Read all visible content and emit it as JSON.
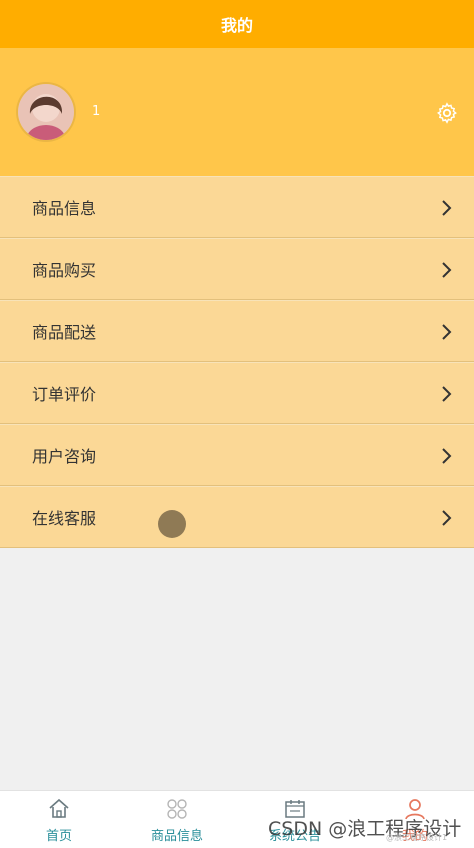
{
  "header": {
    "title": "我的"
  },
  "profile": {
    "username": "1"
  },
  "menu": [
    {
      "label": "商品信息"
    },
    {
      "label": "商品购买"
    },
    {
      "label": "商品配送"
    },
    {
      "label": "订单评价"
    },
    {
      "label": "用户咨询"
    },
    {
      "label": "在线客服"
    }
  ],
  "tabs": [
    {
      "label": "首页",
      "icon": "home-icon"
    },
    {
      "label": "商品信息",
      "icon": "grid-icon"
    },
    {
      "label": "系统公告",
      "icon": "calendar-icon"
    },
    {
      "label": "我的",
      "icon": "user-icon"
    }
  ],
  "watermark": {
    "text": "CSDN @浪工程序设计",
    "subtext": "@浪工程序设计1"
  },
  "colors": {
    "header": "#ffad00",
    "profile": "#ffc64a",
    "item": "#fbd896",
    "active_tab": "#e6785e",
    "tab": "#2a8f9a"
  }
}
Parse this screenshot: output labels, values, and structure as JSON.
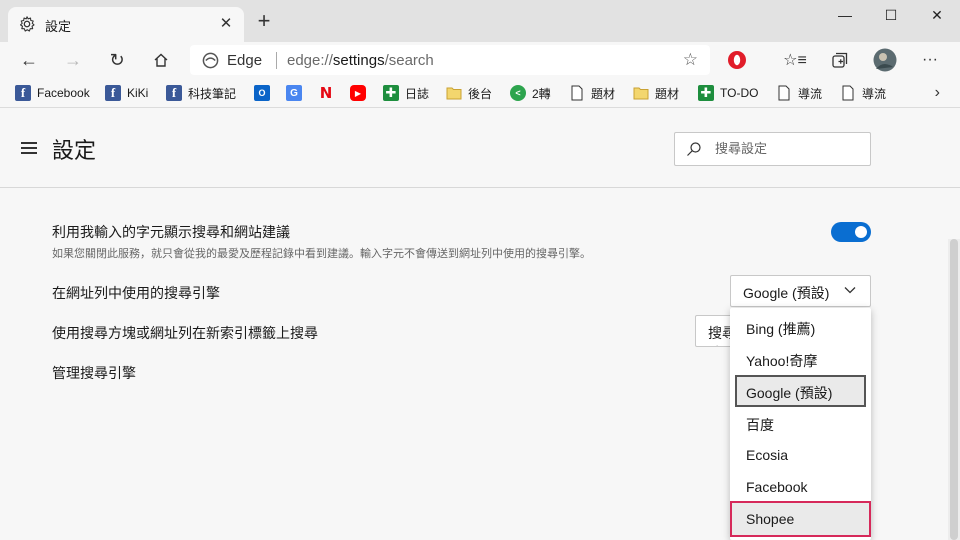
{
  "window": {
    "tab_title": "設定",
    "new_tab": "+",
    "minimize": "—",
    "maximize": "☐",
    "close": "✕"
  },
  "address_bar": {
    "site_label": "Edge",
    "url_prefix": "edge://",
    "url_host": "settings",
    "url_path": "/search"
  },
  "favorites": [
    {
      "label": "Facebook",
      "icon": "facebook-icon"
    },
    {
      "label": "KiKi",
      "icon": "facebook-icon"
    },
    {
      "label": "科技筆記",
      "icon": "facebook-icon"
    },
    {
      "label": "",
      "icon": "outlook-icon"
    },
    {
      "label": "",
      "icon": "google-translate-icon"
    },
    {
      "label": "",
      "icon": "netflix-icon"
    },
    {
      "label": "",
      "icon": "youtube-icon"
    },
    {
      "label": "日誌",
      "icon": "green-plus-icon"
    },
    {
      "label": "後台",
      "icon": "folder-icon"
    },
    {
      "label": "2轉",
      "icon": "share-icon"
    },
    {
      "label": "題材",
      "icon": "document-icon"
    },
    {
      "label": "題材",
      "icon": "folder-icon"
    },
    {
      "label": "TO-DO",
      "icon": "green-plus-icon"
    },
    {
      "label": "導流",
      "icon": "document-icon"
    },
    {
      "label": "導流",
      "icon": "document-icon"
    }
  ],
  "page": {
    "title": "設定",
    "search_placeholder": "搜尋設定"
  },
  "settings": {
    "suggestions_label": "利用我輸入的字元顯示搜尋和網站建議",
    "suggestions_desc": "如果您關閉此服務，就只會從我的最愛及歷程記錄中看到建議。輸入字元不會傳送到網址列中使用的搜尋引擎。",
    "suggestions_enabled": true,
    "engine_label": "在網址列中使用的搜尋引擎",
    "engine_value": "Google (預設)",
    "newtab_label": "使用搜尋方塊或網址列在新索引標籤上搜尋",
    "newtab_button": "搜尋方塊",
    "manage_label": "管理搜尋引擎"
  },
  "dropdown": {
    "options": [
      "Bing (推薦)",
      "Yahoo!奇摩",
      "Google (預設)",
      "百度",
      "Ecosia",
      "Facebook",
      "Shopee"
    ],
    "selected": "Google (預設)",
    "highlighted": "Shopee"
  },
  "colors": {
    "accent": "#0a6ed1",
    "highlight_border": "#d6295a"
  }
}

---

> Given problem: Pictures don't belong in the copy. Restate all the entries exactly.

> Expected answer:
Read all visible content and emit it as JSON.
{
  "header": {
    "title": "我的"
  },
  "profile": {
    "username": "1"
  },
  "menu": [
    {
      "label": "商品信息"
    },
    {
      "label": "商品购买"
    },
    {
      "label": "商品配送"
    },
    {
      "label": "订单评价"
    },
    {
      "label": "用户咨询"
    },
    {
      "label": "在线客服"
    }
  ],
  "tabs": [
    {
      "label": "首页",
      "icon": "home-icon"
    },
    {
      "label": "商品信息",
      "icon": "grid-icon"
    },
    {
      "label": "系统公告",
      "icon": "calendar-icon"
    },
    {
      "label": "我的",
      "icon": "user-icon"
    }
  ],
  "watermark": {
    "text": "CSDN @浪工程序设计",
    "subtext": "@浪工程序设计1"
  },
  "colors": {
    "header": "#ffad00",
    "profile": "#ffc64a",
    "item": "#fbd896",
    "active_tab": "#e6785e",
    "tab": "#2a8f9a"
  }
}
Parse this screenshot: output labels, values, and structure as JSON.
{
  "window": {
    "tab_title": "設定",
    "new_tab": "+",
    "minimize": "—",
    "maximize": "☐",
    "close": "✕"
  },
  "address_bar": {
    "site_label": "Edge",
    "url_prefix": "edge://",
    "url_host": "settings",
    "url_path": "/search"
  },
  "favorites": [
    {
      "label": "Facebook",
      "icon": "facebook-icon"
    },
    {
      "label": "KiKi",
      "icon": "facebook-icon"
    },
    {
      "label": "科技筆記",
      "icon": "facebook-icon"
    },
    {
      "label": "",
      "icon": "outlook-icon"
    },
    {
      "label": "",
      "icon": "google-translate-icon"
    },
    {
      "label": "",
      "icon": "netflix-icon"
    },
    {
      "label": "",
      "icon": "youtube-icon"
    },
    {
      "label": "日誌",
      "icon": "green-plus-icon"
    },
    {
      "label": "後台",
      "icon": "folder-icon"
    },
    {
      "label": "2轉",
      "icon": "share-icon"
    },
    {
      "label": "題材",
      "icon": "document-icon"
    },
    {
      "label": "題材",
      "icon": "folder-icon"
    },
    {
      "label": "TO-DO",
      "icon": "green-plus-icon"
    },
    {
      "label": "導流",
      "icon": "document-icon"
    },
    {
      "label": "導流",
      "icon": "document-icon"
    }
  ],
  "page": {
    "title": "設定",
    "search_placeholder": "搜尋設定"
  },
  "settings": {
    "suggestions_label": "利用我輸入的字元顯示搜尋和網站建議",
    "suggestions_desc": "如果您關閉此服務，就只會從我的最愛及歷程記錄中看到建議。輸入字元不會傳送到網址列中使用的搜尋引擎。",
    "suggestions_enabled": true,
    "engine_label": "在網址列中使用的搜尋引擎",
    "engine_value": "Google (預設)",
    "newtab_label": "使用搜尋方塊或網址列在新索引標籤上搜尋",
    "newtab_button": "搜尋方塊",
    "manage_label": "管理搜尋引擎"
  },
  "dropdown": {
    "options": [
      "Bing (推薦)",
      "Yahoo!奇摩",
      "Google (預設)",
      "百度",
      "Ecosia",
      "Facebook",
      "Shopee"
    ],
    "selected": "Google (預設)",
    "highlighted": "Shopee"
  },
  "colors": {
    "accent": "#0a6ed1",
    "highlight_border": "#d6295a"
  }
}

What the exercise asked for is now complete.